*Dataset entries on figures*.
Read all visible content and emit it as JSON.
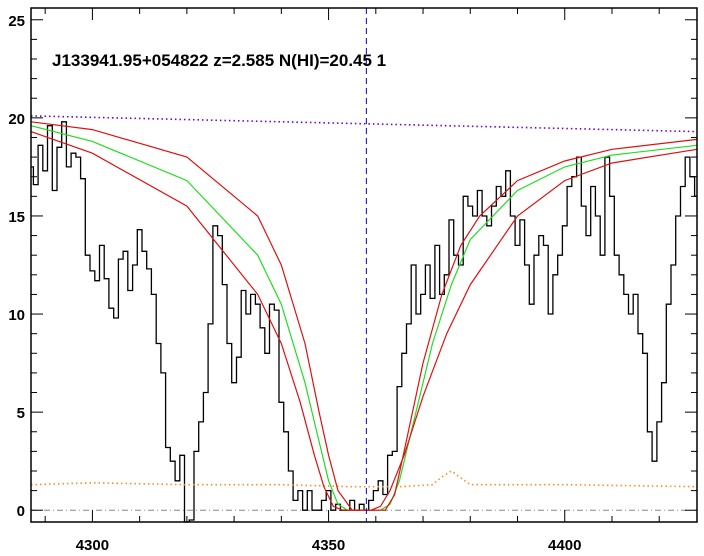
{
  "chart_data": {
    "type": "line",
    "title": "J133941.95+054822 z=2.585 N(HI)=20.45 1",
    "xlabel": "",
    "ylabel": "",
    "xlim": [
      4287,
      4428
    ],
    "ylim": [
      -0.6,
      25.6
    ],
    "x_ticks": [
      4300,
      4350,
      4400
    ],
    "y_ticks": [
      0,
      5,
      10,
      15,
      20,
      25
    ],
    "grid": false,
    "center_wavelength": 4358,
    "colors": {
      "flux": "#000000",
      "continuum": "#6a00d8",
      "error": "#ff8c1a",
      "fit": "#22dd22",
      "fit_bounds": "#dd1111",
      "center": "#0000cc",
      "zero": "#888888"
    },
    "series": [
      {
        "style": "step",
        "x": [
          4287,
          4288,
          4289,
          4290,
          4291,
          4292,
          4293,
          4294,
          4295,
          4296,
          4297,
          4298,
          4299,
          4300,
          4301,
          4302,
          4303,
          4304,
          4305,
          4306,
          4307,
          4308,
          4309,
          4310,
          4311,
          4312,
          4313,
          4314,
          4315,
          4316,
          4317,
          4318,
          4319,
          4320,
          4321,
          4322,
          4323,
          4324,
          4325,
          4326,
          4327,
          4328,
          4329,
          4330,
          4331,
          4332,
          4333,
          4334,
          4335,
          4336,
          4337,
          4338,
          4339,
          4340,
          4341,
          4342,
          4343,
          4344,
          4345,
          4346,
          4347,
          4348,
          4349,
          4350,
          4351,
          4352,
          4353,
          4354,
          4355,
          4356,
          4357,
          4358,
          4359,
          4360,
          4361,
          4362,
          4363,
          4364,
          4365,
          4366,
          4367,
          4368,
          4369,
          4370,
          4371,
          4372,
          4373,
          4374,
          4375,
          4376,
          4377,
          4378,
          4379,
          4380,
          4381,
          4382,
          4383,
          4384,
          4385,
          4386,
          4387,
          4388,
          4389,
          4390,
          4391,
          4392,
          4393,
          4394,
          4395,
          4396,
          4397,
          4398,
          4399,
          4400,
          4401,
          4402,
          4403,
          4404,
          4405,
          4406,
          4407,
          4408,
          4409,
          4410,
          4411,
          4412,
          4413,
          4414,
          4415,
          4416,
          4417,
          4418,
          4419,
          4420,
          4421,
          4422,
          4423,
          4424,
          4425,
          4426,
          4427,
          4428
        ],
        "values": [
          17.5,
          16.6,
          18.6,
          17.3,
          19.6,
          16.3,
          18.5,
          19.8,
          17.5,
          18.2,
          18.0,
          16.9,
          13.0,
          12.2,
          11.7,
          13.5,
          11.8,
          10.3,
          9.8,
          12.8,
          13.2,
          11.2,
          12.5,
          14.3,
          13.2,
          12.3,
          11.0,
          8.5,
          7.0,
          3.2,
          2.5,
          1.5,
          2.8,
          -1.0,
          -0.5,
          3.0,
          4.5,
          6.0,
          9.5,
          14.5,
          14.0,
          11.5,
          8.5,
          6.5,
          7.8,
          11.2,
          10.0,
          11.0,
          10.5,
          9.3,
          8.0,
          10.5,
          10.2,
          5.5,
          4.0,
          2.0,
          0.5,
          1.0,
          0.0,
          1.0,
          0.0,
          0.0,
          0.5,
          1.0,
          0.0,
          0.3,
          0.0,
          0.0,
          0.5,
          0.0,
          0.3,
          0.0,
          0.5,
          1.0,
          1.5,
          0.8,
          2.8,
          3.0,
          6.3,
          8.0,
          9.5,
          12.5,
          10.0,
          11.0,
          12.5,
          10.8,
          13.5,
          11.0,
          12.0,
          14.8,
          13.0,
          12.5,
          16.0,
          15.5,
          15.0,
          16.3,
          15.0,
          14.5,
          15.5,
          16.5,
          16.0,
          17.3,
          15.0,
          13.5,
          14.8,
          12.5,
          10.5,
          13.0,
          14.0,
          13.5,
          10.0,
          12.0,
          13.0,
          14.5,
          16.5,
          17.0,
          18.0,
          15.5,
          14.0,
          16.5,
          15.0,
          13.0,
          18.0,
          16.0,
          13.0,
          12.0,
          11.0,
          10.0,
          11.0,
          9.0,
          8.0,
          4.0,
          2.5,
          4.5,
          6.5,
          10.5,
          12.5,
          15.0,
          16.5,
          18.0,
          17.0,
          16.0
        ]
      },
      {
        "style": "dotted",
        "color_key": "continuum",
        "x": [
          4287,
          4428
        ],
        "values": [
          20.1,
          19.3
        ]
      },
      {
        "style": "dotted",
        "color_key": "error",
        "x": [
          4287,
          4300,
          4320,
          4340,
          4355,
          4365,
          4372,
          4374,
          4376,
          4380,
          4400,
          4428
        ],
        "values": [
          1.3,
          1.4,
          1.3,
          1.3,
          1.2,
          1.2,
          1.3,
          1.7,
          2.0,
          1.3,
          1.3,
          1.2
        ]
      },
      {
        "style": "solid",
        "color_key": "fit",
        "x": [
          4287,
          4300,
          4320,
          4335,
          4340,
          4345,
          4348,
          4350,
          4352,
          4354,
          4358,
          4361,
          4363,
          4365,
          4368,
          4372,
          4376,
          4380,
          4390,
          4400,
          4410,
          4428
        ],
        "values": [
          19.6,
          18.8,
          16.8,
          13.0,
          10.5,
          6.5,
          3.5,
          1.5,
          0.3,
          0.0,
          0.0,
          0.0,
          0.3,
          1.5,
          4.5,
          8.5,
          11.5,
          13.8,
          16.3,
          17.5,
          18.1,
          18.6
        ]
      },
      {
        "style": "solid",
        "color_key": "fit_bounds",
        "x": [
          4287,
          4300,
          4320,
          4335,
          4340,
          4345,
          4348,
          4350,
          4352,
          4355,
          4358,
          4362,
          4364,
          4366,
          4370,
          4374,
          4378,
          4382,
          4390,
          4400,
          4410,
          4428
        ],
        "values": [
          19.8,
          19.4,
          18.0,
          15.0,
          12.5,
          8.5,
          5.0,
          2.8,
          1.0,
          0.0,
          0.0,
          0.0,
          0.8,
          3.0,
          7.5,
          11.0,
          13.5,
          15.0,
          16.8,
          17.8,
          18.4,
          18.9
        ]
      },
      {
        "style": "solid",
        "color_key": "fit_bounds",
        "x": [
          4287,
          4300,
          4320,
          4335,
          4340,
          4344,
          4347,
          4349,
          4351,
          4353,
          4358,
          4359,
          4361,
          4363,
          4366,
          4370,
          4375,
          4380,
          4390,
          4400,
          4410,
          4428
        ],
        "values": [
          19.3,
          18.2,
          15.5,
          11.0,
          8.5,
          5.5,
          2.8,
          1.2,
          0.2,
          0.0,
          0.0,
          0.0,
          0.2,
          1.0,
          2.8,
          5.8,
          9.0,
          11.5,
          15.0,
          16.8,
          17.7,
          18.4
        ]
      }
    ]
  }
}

*Work instructions*. Repeat the material verbatim. Do not carry over any picture.

*Solution to this exercise*.
Read all visible content and emit it as JSON.
{
  "chart_data": {
    "type": "line",
    "title": "J133941.95+054822 z=2.585 N(HI)=20.45 1",
    "xlabel": "",
    "ylabel": "",
    "xlim": [
      4287,
      4428
    ],
    "ylim": [
      -0.6,
      25.6
    ],
    "x_ticks": [
      4300,
      4350,
      4400
    ],
    "y_ticks": [
      0,
      5,
      10,
      15,
      20,
      25
    ],
    "grid": false,
    "center_wavelength": 4358,
    "colors": {
      "flux": "#000000",
      "continuum": "#6a00d8",
      "error": "#ff8c1a",
      "fit": "#22dd22",
      "fit_bounds": "#dd1111",
      "center": "#0000cc",
      "zero": "#888888"
    },
    "series": [
      {
        "style": "step",
        "x": [
          4287,
          4288,
          4289,
          4290,
          4291,
          4292,
          4293,
          4294,
          4295,
          4296,
          4297,
          4298,
          4299,
          4300,
          4301,
          4302,
          4303,
          4304,
          4305,
          4306,
          4307,
          4308,
          4309,
          4310,
          4311,
          4312,
          4313,
          4314,
          4315,
          4316,
          4317,
          4318,
          4319,
          4320,
          4321,
          4322,
          4323,
          4324,
          4325,
          4326,
          4327,
          4328,
          4329,
          4330,
          4331,
          4332,
          4333,
          4334,
          4335,
          4336,
          4337,
          4338,
          4339,
          4340,
          4341,
          4342,
          4343,
          4344,
          4345,
          4346,
          4347,
          4348,
          4349,
          4350,
          4351,
          4352,
          4353,
          4354,
          4355,
          4356,
          4357,
          4358,
          4359,
          4360,
          4361,
          4362,
          4363,
          4364,
          4365,
          4366,
          4367,
          4368,
          4369,
          4370,
          4371,
          4372,
          4373,
          4374,
          4375,
          4376,
          4377,
          4378,
          4379,
          4380,
          4381,
          4382,
          4383,
          4384,
          4385,
          4386,
          4387,
          4388,
          4389,
          4390,
          4391,
          4392,
          4393,
          4394,
          4395,
          4396,
          4397,
          4398,
          4399,
          4400,
          4401,
          4402,
          4403,
          4404,
          4405,
          4406,
          4407,
          4408,
          4409,
          4410,
          4411,
          4412,
          4413,
          4414,
          4415,
          4416,
          4417,
          4418,
          4419,
          4420,
          4421,
          4422,
          4423,
          4424,
          4425,
          4426,
          4427,
          4428
        ],
        "values": [
          17.5,
          16.6,
          18.6,
          17.3,
          19.6,
          16.3,
          18.5,
          19.8,
          17.5,
          18.2,
          18.0,
          16.9,
          13.0,
          12.2,
          11.7,
          13.5,
          11.8,
          10.3,
          9.8,
          12.8,
          13.2,
          11.2,
          12.5,
          14.3,
          13.2,
          12.3,
          11.0,
          8.5,
          7.0,
          3.2,
          2.5,
          1.5,
          2.8,
          -1.0,
          -0.5,
          3.0,
          4.5,
          6.0,
          9.5,
          14.5,
          14.0,
          11.5,
          8.5,
          6.5,
          7.8,
          11.2,
          10.0,
          11.0,
          10.5,
          9.3,
          8.0,
          10.5,
          10.2,
          5.5,
          4.0,
          2.0,
          0.5,
          1.0,
          0.0,
          1.0,
          0.0,
          0.0,
          0.5,
          1.0,
          0.0,
          0.3,
          0.0,
          0.0,
          0.5,
          0.0,
          0.3,
          0.0,
          0.5,
          1.0,
          1.5,
          0.8,
          2.8,
          3.0,
          6.3,
          8.0,
          9.5,
          12.5,
          10.0,
          11.0,
          12.5,
          10.8,
          13.5,
          11.0,
          12.0,
          14.8,
          13.0,
          12.5,
          16.0,
          15.5,
          15.0,
          16.3,
          15.0,
          14.5,
          15.5,
          16.5,
          16.0,
          17.3,
          15.0,
          13.5,
          14.8,
          12.5,
          10.5,
          13.0,
          14.0,
          13.5,
          10.0,
          12.0,
          13.0,
          14.5,
          16.5,
          17.0,
          18.0,
          15.5,
          14.0,
          16.5,
          15.0,
          13.0,
          18.0,
          16.0,
          13.0,
          12.0,
          11.0,
          10.0,
          11.0,
          9.0,
          8.0,
          4.0,
          2.5,
          4.5,
          6.5,
          10.5,
          12.5,
          15.0,
          16.5,
          18.0,
          17.0,
          16.0
        ]
      },
      {
        "style": "dotted",
        "color_key": "continuum",
        "x": [
          4287,
          4428
        ],
        "values": [
          20.1,
          19.3
        ]
      },
      {
        "style": "dotted",
        "color_key": "error",
        "x": [
          4287,
          4300,
          4320,
          4340,
          4355,
          4365,
          4372,
          4374,
          4376,
          4380,
          4400,
          4428
        ],
        "values": [
          1.3,
          1.4,
          1.3,
          1.3,
          1.2,
          1.2,
          1.3,
          1.7,
          2.0,
          1.3,
          1.3,
          1.2
        ]
      },
      {
        "style": "solid",
        "color_key": "fit",
        "x": [
          4287,
          4300,
          4320,
          4335,
          4340,
          4345,
          4348,
          4350,
          4352,
          4354,
          4358,
          4361,
          4363,
          4365,
          4368,
          4372,
          4376,
          4380,
          4390,
          4400,
          4410,
          4428
        ],
        "values": [
          19.6,
          18.8,
          16.8,
          13.0,
          10.5,
          6.5,
          3.5,
          1.5,
          0.3,
          0.0,
          0.0,
          0.0,
          0.3,
          1.5,
          4.5,
          8.5,
          11.5,
          13.8,
          16.3,
          17.5,
          18.1,
          18.6
        ]
      },
      {
        "style": "solid",
        "color_key": "fit_bounds",
        "x": [
          4287,
          4300,
          4320,
          4335,
          4340,
          4345,
          4348,
          4350,
          4352,
          4355,
          4358,
          4362,
          4364,
          4366,
          4370,
          4374,
          4378,
          4382,
          4390,
          4400,
          4410,
          4428
        ],
        "values": [
          19.8,
          19.4,
          18.0,
          15.0,
          12.5,
          8.5,
          5.0,
          2.8,
          1.0,
          0.0,
          0.0,
          0.0,
          0.8,
          3.0,
          7.5,
          11.0,
          13.5,
          15.0,
          16.8,
          17.8,
          18.4,
          18.9
        ]
      },
      {
        "style": "solid",
        "color_key": "fit_bounds",
        "x": [
          4287,
          4300,
          4320,
          4335,
          4340,
          4344,
          4347,
          4349,
          4351,
          4353,
          4358,
          4359,
          4361,
          4363,
          4366,
          4370,
          4375,
          4380,
          4390,
          4400,
          4410,
          4428
        ],
        "values": [
          19.3,
          18.2,
          15.5,
          11.0,
          8.5,
          5.5,
          2.8,
          1.2,
          0.2,
          0.0,
          0.0,
          0.0,
          0.2,
          1.0,
          2.8,
          5.8,
          9.0,
          11.5,
          15.0,
          16.8,
          17.7,
          18.4
        ]
      }
    ]
  }
}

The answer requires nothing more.